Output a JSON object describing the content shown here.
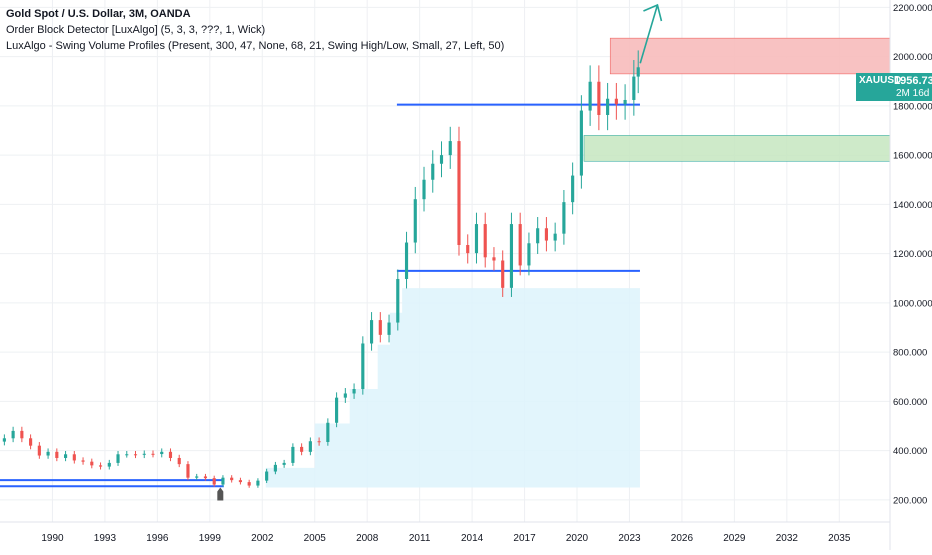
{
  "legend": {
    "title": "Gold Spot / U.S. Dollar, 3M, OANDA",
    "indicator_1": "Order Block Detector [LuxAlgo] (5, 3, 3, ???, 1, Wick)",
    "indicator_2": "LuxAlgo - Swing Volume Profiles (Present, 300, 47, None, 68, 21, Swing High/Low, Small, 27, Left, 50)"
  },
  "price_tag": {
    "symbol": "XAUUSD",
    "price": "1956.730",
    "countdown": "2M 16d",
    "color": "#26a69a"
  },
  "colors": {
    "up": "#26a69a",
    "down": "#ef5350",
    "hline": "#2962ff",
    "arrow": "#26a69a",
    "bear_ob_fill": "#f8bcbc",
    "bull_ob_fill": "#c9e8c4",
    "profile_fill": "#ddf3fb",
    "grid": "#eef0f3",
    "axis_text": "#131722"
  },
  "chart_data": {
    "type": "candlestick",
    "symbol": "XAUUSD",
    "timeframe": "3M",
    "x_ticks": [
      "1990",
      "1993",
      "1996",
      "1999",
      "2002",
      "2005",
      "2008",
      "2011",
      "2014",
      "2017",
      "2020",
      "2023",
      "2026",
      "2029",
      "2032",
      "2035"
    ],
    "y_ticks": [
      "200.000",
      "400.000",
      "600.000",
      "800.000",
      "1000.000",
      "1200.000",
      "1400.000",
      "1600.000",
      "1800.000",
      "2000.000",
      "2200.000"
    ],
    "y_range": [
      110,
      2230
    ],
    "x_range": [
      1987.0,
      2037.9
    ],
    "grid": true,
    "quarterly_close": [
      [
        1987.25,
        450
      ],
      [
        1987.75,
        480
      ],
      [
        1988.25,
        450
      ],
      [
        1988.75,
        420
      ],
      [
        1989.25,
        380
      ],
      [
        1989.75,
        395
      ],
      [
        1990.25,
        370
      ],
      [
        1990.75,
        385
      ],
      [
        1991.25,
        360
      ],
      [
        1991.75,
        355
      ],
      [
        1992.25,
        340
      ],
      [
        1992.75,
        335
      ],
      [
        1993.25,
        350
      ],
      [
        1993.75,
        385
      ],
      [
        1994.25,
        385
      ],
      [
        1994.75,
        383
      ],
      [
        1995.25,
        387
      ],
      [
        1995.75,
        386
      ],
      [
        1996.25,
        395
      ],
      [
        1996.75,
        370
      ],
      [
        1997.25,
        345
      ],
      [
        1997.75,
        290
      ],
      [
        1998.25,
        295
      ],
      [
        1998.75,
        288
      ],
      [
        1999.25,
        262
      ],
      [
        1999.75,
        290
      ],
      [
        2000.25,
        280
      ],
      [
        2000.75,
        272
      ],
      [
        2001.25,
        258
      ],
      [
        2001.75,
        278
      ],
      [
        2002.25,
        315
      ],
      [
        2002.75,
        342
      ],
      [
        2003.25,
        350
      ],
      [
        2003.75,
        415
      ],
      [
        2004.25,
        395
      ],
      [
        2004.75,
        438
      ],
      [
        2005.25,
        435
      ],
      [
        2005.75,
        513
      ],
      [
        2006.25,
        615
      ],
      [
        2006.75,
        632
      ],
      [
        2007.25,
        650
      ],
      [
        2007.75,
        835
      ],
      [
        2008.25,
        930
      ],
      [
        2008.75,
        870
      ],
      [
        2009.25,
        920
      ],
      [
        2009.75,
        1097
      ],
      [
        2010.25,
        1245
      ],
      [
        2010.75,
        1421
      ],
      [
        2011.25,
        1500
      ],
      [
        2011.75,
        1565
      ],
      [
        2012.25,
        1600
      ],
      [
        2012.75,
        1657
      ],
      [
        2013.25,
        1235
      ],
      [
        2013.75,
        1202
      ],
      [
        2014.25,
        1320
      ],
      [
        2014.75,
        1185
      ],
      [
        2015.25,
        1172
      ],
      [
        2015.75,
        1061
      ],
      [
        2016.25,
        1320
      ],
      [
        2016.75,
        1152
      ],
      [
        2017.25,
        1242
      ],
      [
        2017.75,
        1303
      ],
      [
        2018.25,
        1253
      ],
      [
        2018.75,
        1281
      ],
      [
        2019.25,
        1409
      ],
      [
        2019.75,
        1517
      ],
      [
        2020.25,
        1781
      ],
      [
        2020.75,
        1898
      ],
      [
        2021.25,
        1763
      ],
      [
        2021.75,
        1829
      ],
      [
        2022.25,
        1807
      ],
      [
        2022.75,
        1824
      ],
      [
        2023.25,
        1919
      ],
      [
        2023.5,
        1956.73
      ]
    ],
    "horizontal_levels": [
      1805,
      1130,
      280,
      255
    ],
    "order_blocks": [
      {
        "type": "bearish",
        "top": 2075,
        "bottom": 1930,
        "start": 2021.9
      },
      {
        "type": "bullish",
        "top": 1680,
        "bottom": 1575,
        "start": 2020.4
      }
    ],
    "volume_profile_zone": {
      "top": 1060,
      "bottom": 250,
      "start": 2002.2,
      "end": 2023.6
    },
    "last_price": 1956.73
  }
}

AIM. Using the records above, copy every line that has the word "type" in it.

RESULT.
    "type": "candlestick",
        "type": "bearish",
        "type": "bullish",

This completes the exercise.